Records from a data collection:
------------------------------------------------------------

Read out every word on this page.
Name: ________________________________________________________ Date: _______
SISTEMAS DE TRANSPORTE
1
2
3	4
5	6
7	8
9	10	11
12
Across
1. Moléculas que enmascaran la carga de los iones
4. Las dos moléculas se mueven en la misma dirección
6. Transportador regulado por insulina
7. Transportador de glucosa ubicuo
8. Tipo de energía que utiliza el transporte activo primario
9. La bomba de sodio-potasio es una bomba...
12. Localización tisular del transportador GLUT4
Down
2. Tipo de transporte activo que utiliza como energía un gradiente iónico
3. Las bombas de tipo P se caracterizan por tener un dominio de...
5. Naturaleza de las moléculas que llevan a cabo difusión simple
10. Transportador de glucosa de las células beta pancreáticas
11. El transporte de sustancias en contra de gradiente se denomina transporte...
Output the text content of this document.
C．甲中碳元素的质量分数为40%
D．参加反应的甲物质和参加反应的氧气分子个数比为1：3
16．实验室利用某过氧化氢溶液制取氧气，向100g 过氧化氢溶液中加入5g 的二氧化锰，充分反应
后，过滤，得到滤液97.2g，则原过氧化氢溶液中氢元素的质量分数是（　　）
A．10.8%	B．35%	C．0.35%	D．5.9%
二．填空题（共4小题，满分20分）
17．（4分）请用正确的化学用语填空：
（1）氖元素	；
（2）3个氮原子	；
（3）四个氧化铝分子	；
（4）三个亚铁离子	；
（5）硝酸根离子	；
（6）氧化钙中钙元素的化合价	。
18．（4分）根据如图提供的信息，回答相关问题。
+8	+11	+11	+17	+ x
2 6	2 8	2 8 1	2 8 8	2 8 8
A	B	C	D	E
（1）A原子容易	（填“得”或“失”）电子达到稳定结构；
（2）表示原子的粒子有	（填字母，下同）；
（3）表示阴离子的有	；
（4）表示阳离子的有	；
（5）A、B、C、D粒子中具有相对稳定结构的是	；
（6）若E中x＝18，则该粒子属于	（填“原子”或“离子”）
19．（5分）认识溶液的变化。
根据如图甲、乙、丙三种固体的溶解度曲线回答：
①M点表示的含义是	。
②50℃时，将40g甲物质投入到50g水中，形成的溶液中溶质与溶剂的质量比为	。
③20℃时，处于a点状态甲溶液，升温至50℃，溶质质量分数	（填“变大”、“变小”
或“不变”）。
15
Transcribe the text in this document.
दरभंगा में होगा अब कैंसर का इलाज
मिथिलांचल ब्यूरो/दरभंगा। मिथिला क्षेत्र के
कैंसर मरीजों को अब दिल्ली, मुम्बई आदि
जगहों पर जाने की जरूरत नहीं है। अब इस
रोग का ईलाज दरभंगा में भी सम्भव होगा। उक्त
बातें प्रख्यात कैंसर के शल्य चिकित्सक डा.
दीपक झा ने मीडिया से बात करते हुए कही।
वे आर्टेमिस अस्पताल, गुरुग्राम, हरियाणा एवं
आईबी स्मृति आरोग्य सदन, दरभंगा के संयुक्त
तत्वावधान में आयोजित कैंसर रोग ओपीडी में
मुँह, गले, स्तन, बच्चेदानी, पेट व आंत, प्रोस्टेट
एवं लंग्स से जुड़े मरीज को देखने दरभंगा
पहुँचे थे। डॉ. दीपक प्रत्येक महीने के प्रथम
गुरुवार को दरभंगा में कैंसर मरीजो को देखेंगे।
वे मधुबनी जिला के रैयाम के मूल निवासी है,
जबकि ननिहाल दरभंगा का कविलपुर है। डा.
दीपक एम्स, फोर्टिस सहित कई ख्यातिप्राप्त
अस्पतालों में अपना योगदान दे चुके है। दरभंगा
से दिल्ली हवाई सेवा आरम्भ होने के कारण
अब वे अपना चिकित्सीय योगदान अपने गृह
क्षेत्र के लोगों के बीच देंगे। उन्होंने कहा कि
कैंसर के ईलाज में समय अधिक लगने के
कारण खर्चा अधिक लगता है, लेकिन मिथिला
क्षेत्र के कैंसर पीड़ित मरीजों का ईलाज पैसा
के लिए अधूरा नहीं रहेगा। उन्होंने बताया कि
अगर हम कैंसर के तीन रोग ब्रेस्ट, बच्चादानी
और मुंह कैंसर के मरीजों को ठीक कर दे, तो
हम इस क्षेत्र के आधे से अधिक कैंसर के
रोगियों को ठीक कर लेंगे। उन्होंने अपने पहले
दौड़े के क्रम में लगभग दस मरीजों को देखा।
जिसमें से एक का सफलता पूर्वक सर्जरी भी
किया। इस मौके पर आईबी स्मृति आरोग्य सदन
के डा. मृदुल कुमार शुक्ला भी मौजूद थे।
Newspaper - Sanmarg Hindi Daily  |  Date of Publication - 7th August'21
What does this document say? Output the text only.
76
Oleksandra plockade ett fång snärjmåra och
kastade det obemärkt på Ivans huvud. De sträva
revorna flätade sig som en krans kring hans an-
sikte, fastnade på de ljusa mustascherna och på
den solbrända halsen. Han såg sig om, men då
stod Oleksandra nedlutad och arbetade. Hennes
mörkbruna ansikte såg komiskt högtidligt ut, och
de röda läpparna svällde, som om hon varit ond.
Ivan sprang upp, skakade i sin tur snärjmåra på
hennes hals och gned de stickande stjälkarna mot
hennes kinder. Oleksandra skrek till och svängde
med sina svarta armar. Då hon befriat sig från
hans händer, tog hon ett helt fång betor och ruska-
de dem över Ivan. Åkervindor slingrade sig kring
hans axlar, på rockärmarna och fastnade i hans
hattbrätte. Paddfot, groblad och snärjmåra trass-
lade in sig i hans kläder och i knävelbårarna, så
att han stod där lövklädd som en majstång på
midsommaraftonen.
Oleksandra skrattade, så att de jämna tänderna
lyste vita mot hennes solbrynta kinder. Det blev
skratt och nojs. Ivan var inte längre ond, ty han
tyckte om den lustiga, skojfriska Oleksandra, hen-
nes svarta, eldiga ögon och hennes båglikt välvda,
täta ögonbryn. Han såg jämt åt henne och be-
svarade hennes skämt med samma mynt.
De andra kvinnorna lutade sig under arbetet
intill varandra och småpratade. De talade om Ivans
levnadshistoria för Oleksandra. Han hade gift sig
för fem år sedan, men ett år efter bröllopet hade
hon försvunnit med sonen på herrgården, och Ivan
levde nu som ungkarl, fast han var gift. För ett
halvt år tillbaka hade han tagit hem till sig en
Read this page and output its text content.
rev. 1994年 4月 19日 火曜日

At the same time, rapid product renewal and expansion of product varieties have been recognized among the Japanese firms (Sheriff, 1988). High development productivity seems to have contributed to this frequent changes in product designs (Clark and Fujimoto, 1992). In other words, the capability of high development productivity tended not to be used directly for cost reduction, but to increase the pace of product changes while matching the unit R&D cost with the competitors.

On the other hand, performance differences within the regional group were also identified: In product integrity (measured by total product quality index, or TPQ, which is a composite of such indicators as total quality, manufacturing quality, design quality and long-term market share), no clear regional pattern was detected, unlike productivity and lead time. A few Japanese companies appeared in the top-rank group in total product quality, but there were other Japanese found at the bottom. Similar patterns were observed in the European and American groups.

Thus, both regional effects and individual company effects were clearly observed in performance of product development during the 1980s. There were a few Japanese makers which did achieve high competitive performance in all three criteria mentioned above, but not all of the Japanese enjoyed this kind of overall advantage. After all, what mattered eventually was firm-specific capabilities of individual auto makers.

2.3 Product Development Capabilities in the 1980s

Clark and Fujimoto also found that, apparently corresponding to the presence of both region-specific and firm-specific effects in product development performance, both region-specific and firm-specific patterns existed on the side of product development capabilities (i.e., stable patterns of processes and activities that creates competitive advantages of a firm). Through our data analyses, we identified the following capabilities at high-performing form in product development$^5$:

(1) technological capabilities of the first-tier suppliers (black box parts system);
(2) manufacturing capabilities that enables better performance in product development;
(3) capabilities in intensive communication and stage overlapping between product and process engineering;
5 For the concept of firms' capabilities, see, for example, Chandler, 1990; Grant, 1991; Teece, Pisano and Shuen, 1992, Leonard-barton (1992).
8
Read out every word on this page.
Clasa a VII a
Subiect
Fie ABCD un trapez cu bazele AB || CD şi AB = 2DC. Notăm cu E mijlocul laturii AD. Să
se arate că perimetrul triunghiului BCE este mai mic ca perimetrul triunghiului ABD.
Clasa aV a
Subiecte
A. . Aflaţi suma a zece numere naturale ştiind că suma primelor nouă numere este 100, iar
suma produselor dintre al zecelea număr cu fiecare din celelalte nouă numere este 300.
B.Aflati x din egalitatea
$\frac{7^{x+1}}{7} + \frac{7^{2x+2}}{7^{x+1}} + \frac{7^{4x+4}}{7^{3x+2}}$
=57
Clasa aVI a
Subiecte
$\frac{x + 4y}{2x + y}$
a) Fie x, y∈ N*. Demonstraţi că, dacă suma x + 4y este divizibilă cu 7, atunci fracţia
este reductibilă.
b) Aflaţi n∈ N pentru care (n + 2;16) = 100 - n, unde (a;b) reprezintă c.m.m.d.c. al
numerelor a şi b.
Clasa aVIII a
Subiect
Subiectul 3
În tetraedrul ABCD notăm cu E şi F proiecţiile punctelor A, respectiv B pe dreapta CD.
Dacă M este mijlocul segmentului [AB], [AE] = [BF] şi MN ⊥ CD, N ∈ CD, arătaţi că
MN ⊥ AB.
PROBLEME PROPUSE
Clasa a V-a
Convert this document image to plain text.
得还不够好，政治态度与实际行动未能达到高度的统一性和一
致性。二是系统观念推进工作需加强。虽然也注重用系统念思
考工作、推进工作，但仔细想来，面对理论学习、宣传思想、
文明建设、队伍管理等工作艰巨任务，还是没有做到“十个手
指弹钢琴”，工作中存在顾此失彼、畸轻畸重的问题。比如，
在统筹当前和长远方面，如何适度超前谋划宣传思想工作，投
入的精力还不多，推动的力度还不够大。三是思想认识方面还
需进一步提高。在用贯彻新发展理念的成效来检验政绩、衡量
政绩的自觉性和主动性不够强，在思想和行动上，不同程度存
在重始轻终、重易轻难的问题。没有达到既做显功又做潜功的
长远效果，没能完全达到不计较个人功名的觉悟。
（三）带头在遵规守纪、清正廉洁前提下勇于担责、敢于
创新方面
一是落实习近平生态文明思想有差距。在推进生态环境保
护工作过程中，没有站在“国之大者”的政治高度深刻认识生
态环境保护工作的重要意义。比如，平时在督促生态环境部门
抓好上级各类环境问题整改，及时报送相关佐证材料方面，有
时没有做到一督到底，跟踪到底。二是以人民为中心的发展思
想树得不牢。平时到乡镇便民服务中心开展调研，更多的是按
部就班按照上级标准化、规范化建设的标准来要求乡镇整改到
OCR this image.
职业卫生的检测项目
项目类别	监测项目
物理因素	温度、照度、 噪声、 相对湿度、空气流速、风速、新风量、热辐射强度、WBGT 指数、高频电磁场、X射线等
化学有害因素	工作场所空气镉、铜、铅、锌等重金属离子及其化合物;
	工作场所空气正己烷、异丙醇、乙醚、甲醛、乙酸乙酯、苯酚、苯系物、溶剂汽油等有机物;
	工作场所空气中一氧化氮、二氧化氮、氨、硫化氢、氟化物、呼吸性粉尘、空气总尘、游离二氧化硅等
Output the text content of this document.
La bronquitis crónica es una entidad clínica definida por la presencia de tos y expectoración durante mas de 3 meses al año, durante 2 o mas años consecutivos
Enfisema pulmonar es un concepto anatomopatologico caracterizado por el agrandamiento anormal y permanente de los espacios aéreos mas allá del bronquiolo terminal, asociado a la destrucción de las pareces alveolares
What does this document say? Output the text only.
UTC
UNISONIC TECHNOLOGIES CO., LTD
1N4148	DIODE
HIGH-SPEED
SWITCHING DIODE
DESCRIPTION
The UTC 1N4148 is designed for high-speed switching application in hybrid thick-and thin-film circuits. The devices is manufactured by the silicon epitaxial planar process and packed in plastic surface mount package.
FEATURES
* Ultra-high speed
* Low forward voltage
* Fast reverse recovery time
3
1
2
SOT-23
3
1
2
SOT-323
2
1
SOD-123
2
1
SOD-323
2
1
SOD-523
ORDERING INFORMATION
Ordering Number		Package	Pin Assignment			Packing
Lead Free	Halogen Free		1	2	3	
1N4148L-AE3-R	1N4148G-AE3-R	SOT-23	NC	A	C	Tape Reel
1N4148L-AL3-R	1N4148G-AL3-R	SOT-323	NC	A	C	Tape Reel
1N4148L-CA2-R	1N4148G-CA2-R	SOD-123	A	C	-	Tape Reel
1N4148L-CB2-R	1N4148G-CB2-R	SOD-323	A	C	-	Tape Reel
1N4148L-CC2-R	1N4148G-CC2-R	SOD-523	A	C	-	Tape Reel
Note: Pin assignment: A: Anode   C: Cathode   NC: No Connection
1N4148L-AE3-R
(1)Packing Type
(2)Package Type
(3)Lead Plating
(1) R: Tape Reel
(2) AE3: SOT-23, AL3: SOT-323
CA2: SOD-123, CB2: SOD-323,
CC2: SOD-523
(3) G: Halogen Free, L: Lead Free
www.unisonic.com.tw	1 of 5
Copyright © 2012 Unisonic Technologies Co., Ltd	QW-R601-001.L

------------------------------------------------------------

• AIM:
Looking at the data above, show all lines where the word "regional" occurs.

• WRITTEN ANSWER:
On the other hand, performance differences within the regional group were also identified: In product integrity (measured by total product quality index, or TPQ, which is a composite of such indicators as total quality, manufacturing quality, design quality and long-term market share), no clear regional pattern was detected, unlike productivity and lead time. A few Japanese companies appeared in the top-rank group in total product quality, but there were other Japanese found at the bottom. Similar patterns were observed in the European and American groups.
Thus, both regional effects and individual company effects were clearly observed in performance of product development during the 1980s. There were a few Japanese makers which did achieve high competitive performance in all three criteria mentioned above, but not all of the Japanese enjoyed this kind of overall advantage. After all, what mattered eventually was firm-specific capabilities of individual auto makers.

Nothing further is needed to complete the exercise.